Human Migration VS Animal Migration (1st Upgrade)

Published 08th June 2010 - 38 comments - 22391 views -

The double edged sword called development

Admiring the rolling hills of the northern Serengeti National Park and seeing the wildebeest migration crossing the Mara River are some of those moments I will never forget. It was a joy to work in a with poachers infested area, to do border patrols and anti-poaching activities. The Serengeti is a very special place.

But today I came across a very disturbing article. The Serengeti National Park in Tanzania will in 2012 receive a new highway that will link the north-western side of the country with the tourism hub of Arusha and beyond, thus making human migration a lot easier.

Great news for Tanzanians living in the district of Serengeti who are almost completely blocked off . They have the Serengeti National Park with its heavy entrance fees on the east, the Kenyan border on the north and Lake Victoria on the west. They can only leave their district in the south, via a small corridor close to Lake Victoria and they have to make a big detour to get anywhere in the country.

But for conservation and wildlife the highway plans are a downright disaster. Especially since an alternative road south of the Serengeti is an option.

The Serengeti and Grumeti

Serengeti National Park and the protected areas on the outside are some of the most famous and most portrayed protected areas on the African continent. Apart from their rich wildlife and stunning landscapes, they are best known for the thundering noise of wildebeest hooves during the wildebeest migration.

The Great Migration, one of the last and biggest animal migrations of the entire planet, is the annual trek of gnus (wildebeests) and zebras in their search for greener pastures and rain, thereby crossing from Tanzania into Kenya and returning a few months later. This migration is ancient and the planned highway is directly in its path.

The migration


For many decades the inhabitants of the Serengeti district of Tanzania’s Mara region had a tough life. The government basically ignored the area while the people became more and more frustrated about being cut off from the rest of the country.

They were not only far from the economical capital Dar es Salaam but also difficult to reach. Living in the this blocked off section of Tanzania had increased poverty and decreased development. Therefore the western side of the Serengeti was rife with poachers and occasionally a tourist camp would get raided. And many were involved, something I could tell from villagers fleeing into their homes when they saw my car and always mistook it for a vehicle from the Wildlife Department.

The situation for those living in the Serengeti district led to an investigative research in 1999, to see if something about their situation could be done.

Two years ago I visited the area again and I stayed in Sabora Tented Camp in the Grumeti Reserve, an area adjoining the Serengeti park in the western corridor and being leased by an American corporation called Grumeti Reserves Ltd. The camp is great as one can call for free anybody in the world (satellite) and the migration can be watched from your bathtub.

The arrival of this company several years back was very important as it pumped huge amounts of money into tourism development and anti-poaching efforts. The company built schools, encouraged small business development and the quality of life for the community improved.

Everybody in the tourism industry, from Kenya to Namibia, spoke about the owner of the company: Paul Tudor Jones, the 369th richest man on the planet in 2007.

## Written problem
Retype the passage of the Serengeti article that begins at the words "Human Migration VS" and stops after the words "a lot easier.". The lines that come next are separate material with no connection to the Serengeti article.

## Supplied data
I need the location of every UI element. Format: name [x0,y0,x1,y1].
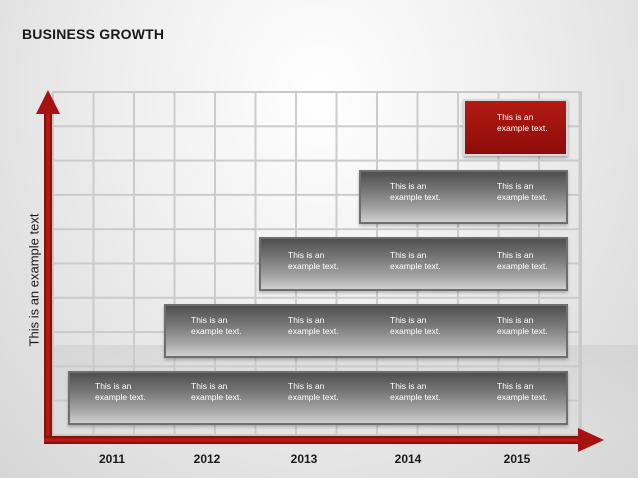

## Output for this exercise
Human Migration VS Animal Migration (1st Upgrade)

Published 08th June 2010 - 38 comments - 22391 views -

The double edged sword called development

Admiring the rolling hills of the northern Serengeti National Park and seeing the wildebeest migration crossing the Mara River are some of those moments I will never forget. It was a joy to work in a with poachers infested area, to do border patrols and anti-poaching activities. The Serengeti is a very special place.

But today I came across a very disturbing article. The Serengeti National Park in Tanzania will in 2012 receive a new highway that will link the north-western side of the country with the tourism hub of Arusha and beyond, thus making human migration a lot easier.